Arrange the lines below as a numbered list, skipping any blank lines. Leave the pictures out of your answer.

-------- Records provided --------

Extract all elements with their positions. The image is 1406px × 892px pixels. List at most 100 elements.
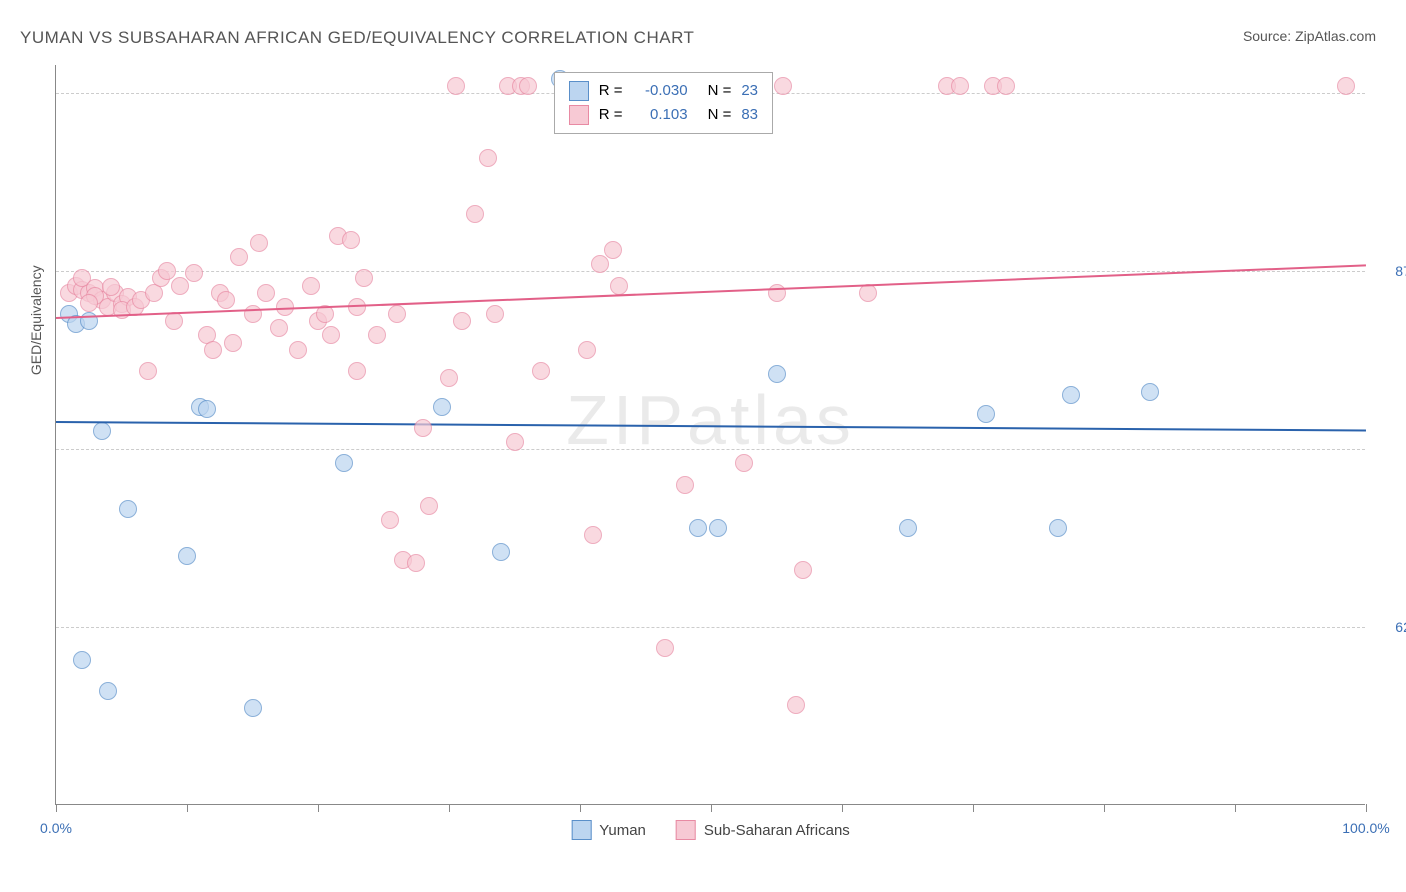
scatter-point (217, 291, 235, 309)
scatter-point (584, 526, 602, 544)
scatter-point (977, 405, 995, 423)
r-label: R = (599, 79, 623, 103)
scatter-point (1062, 386, 1080, 404)
scatter-point (1141, 383, 1159, 401)
scatter-point (185, 264, 203, 282)
scatter-point (165, 312, 183, 330)
x-tick (449, 804, 450, 812)
scatter-point (80, 294, 98, 312)
scatter-point (342, 231, 360, 249)
scatter-point (656, 639, 674, 657)
y-tick-label: 62.5% (1375, 619, 1406, 635)
scatter-point (794, 561, 812, 579)
x-tick (580, 804, 581, 812)
scatter-point (204, 341, 222, 359)
chart-title: YUMAN VS SUBSAHARAN AFRICAN GED/EQUIVALE… (20, 28, 694, 48)
scatter-point (1049, 519, 1067, 537)
n-label: N = (708, 103, 732, 127)
legend-label: Sub-Saharan Africans (704, 822, 850, 839)
legend-item: Yuman (571, 820, 646, 840)
scatter-point (302, 277, 320, 295)
scatter-point (479, 149, 497, 167)
scatter-point (578, 341, 596, 359)
scatter-point (348, 362, 366, 380)
n-value: 83 (741, 103, 758, 127)
scatter-point (139, 362, 157, 380)
scatter-point (532, 362, 550, 380)
scatter-point (198, 400, 216, 418)
watermark: ZIPatlas (566, 380, 855, 460)
scatter-point (102, 278, 120, 296)
scatter-point (519, 77, 537, 95)
x-tick-label: 0.0% (40, 820, 72, 836)
scatter-point (689, 519, 707, 537)
scatter-point (997, 77, 1015, 95)
x-tick (187, 804, 188, 812)
gridline (56, 449, 1365, 450)
scatter-point (73, 651, 91, 669)
legend-swatch (569, 105, 589, 125)
scatter-point (768, 284, 786, 302)
scatter-point (270, 319, 288, 337)
scatter-point (322, 326, 340, 344)
scatter-point (735, 454, 753, 472)
scatter-point (381, 511, 399, 529)
scatter-point (453, 312, 471, 330)
scatter-point (768, 365, 786, 383)
scatter-point (93, 422, 111, 440)
r-value: 0.103 (633, 103, 688, 127)
trend-line (56, 421, 1366, 432)
scatter-point (447, 77, 465, 95)
x-tick-label: 100.0% (1342, 820, 1389, 836)
r-value: -0.030 (633, 79, 688, 103)
scatter-point (610, 277, 628, 295)
scatter-point (951, 77, 969, 95)
x-tick (1235, 804, 1236, 812)
scatter-point (230, 248, 248, 266)
x-tick (711, 804, 712, 812)
n-label: N = (708, 79, 732, 103)
legend-swatch (569, 81, 589, 101)
scatter-point (676, 476, 694, 494)
scatter-point (604, 241, 622, 259)
trend-line (56, 264, 1366, 319)
legend-swatch (676, 820, 696, 840)
n-value: 23 (741, 79, 758, 103)
scatter-point (244, 699, 262, 717)
scatter-point (1337, 77, 1355, 95)
legend-item: Sub-Saharan Africans (676, 820, 850, 840)
legend-swatch (571, 820, 591, 840)
scatter-point (388, 305, 406, 323)
legend-bottom: Yuman Sub-Saharan Africans (571, 820, 850, 840)
scatter-point (492, 543, 510, 561)
scatter-point (244, 305, 262, 323)
scatter-point (466, 205, 484, 223)
stats-box: R = -0.030 N = 23 R = 0.103 N = 83 (554, 72, 773, 134)
scatter-point (158, 262, 176, 280)
scatter-point (335, 454, 353, 472)
scatter-point (250, 234, 268, 252)
x-tick (56, 804, 57, 812)
stats-row: R = -0.030 N = 23 (569, 79, 758, 103)
scatter-point (440, 369, 458, 387)
scatter-point (355, 269, 373, 287)
scatter-point (414, 419, 432, 437)
scatter-point (407, 554, 425, 572)
scatter-point (119, 500, 137, 518)
scatter-point (506, 433, 524, 451)
scatter-point (178, 547, 196, 565)
x-tick (1366, 804, 1367, 812)
stats-row: R = 0.103 N = 83 (569, 103, 758, 127)
y-tick-label: 87.5% (1375, 263, 1406, 279)
scatter-point (433, 398, 451, 416)
scatter-point (420, 497, 438, 515)
scatter-point (591, 255, 609, 273)
x-tick (842, 804, 843, 812)
x-tick (1104, 804, 1105, 812)
chart-source: Source: ZipAtlas.com (1243, 28, 1376, 44)
scatter-point (289, 341, 307, 359)
r-label: R = (599, 103, 623, 127)
x-tick (318, 804, 319, 812)
scatter-point (787, 696, 805, 714)
scatter-point (709, 519, 727, 537)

--------

Result of this exercise =
1. Extract all elements with their positions. The image is 1406px × 892px pixels. List at most 100 elements.
2. scatter-point (217, 291, 235, 309)
3. scatter-point (584, 526, 602, 544)
4. scatter-point (977, 405, 995, 423)
5. r-label: R = (599, 79, 623, 103)
6. scatter-point (1062, 386, 1080, 404)
7. scatter-point (1141, 383, 1159, 401)
8. scatter-point (185, 264, 203, 282)
9. scatter-point (165, 312, 183, 330)
10. x-tick (449, 804, 450, 812)
11. scatter-point (80, 294, 98, 312)
12. scatter-point (342, 231, 360, 249)
13. scatter-point (656, 639, 674, 657)
14. y-tick-label: 62.5% (1375, 619, 1406, 635)
15. scatter-point (794, 561, 812, 579)
16. x-tick (580, 804, 581, 812)
17. scatter-point (204, 341, 222, 359)
18. chart-title: YUMAN VS SUBSAHARAN AFRICAN GED/EQUIVALE… (20, 28, 694, 48)
19. scatter-point (1049, 519, 1067, 537)
20. n-label: N = (708, 103, 732, 127)
21. legend-label: Sub-Saharan Africans (704, 822, 850, 839)
22. legend-item: Yuman (571, 820, 646, 840)
23. scatter-point (302, 277, 320, 295)
24. scatter-point (479, 149, 497, 167)
25. scatter-point (578, 341, 596, 359)
26. scatter-point (348, 362, 366, 380)
27. n-value: 83 (741, 103, 758, 127)
28. scatter-point (139, 362, 157, 380)
29. scatter-point (532, 362, 550, 380)
30. scatter-point (198, 400, 216, 418)
31. watermark: ZIPatlas (566, 380, 855, 460)
32. scatter-point (102, 278, 120, 296)
33. scatter-point (519, 77, 537, 95)
34. x-tick-label: 0.0% (40, 820, 72, 836)
35. scatter-point (689, 519, 707, 537)
36. scatter-point (997, 77, 1015, 95)
37. x-tick (187, 804, 188, 812)
38. gridline (56, 449, 1365, 450)
39. scatter-point (73, 651, 91, 669)
40. legend-swatch (569, 105, 589, 125)
41. scatter-point (768, 284, 786, 302)
42. scatter-point (270, 319, 288, 337)
43. scatter-point (322, 326, 340, 344)
44. scatter-point (735, 454, 753, 472)
45. scatter-point (381, 511, 399, 529)
46. scatter-point (453, 312, 471, 330)
47. scatter-point (768, 365, 786, 383)
48. scatter-point (93, 422, 111, 440)
49. r-value: 0.103 (633, 103, 688, 127)
50. trend-line (56, 421, 1366, 432)
51. scatter-point (447, 77, 465, 95)
52. x-tick-label: 100.0% (1342, 820, 1389, 836)
53. r-value: -0.030 (633, 79, 688, 103)
54. scatter-point (610, 277, 628, 295)
55. scatter-point (951, 77, 969, 95)
56. x-tick (1235, 804, 1236, 812)
57. scatter-point (230, 248, 248, 266)
58. x-tick (711, 804, 712, 812)
59. n-label: N = (708, 79, 732, 103)
60. legend-swatch (569, 81, 589, 101)
61. scatter-point (676, 476, 694, 494)
62. scatter-point (604, 241, 622, 259)
63. trend-line (56, 264, 1366, 319)
64. legend-swatch (676, 820, 696, 840)
65. n-value: 23 (741, 79, 758, 103)
66. scatter-point (244, 699, 262, 717)
67. scatter-point (1337, 77, 1355, 95)
68. legend-item: Sub-Saharan Africans (676, 820, 850, 840)
69. legend-swatch (571, 820, 591, 840)
70. scatter-point (388, 305, 406, 323)
71. legend-bottom: Yuman Sub-Saharan Africans (571, 820, 850, 840)
72. scatter-point (492, 543, 510, 561)
73. scatter-point (244, 305, 262, 323)
74. scatter-point (466, 205, 484, 223)
75. stats-box: R = -0.030 N = 23 R = 0.103 N = 83 (554, 72, 773, 134)
76. scatter-point (158, 262, 176, 280)
77. scatter-point (335, 454, 353, 472)
78. scatter-point (250, 234, 268, 252)
79. x-tick (56, 804, 57, 812)
80. stats-row: R = -0.030 N = 23 (569, 79, 758, 103)
81. scatter-point (440, 369, 458, 387)
82. scatter-point (355, 269, 373, 287)
83. scatter-point (414, 419, 432, 437)
84. scatter-point (407, 554, 425, 572)
85. scatter-point (119, 500, 137, 518)
86. scatter-point (506, 433, 524, 451)
87. scatter-point (178, 547, 196, 565)
88. x-tick (1366, 804, 1367, 812)
89. stats-row: R = 0.103 N = 83 (569, 103, 758, 127)
90. y-tick-label: 87.5% (1375, 263, 1406, 279)
91. scatter-point (433, 398, 451, 416)
92. scatter-point (420, 497, 438, 515)
93. scatter-point (591, 255, 609, 273)
94. x-tick (842, 804, 843, 812)
95. x-tick (1104, 804, 1105, 812)
96. chart-source: Source: ZipAtlas.com (1243, 28, 1376, 44)
97. scatter-point (289, 341, 307, 359)
98. r-label: R = (599, 103, 623, 127)
99. x-tick (318, 804, 319, 812)
100. scatter-point (787, 696, 805, 714)
101. scatter-point (709, 519, 727, 537)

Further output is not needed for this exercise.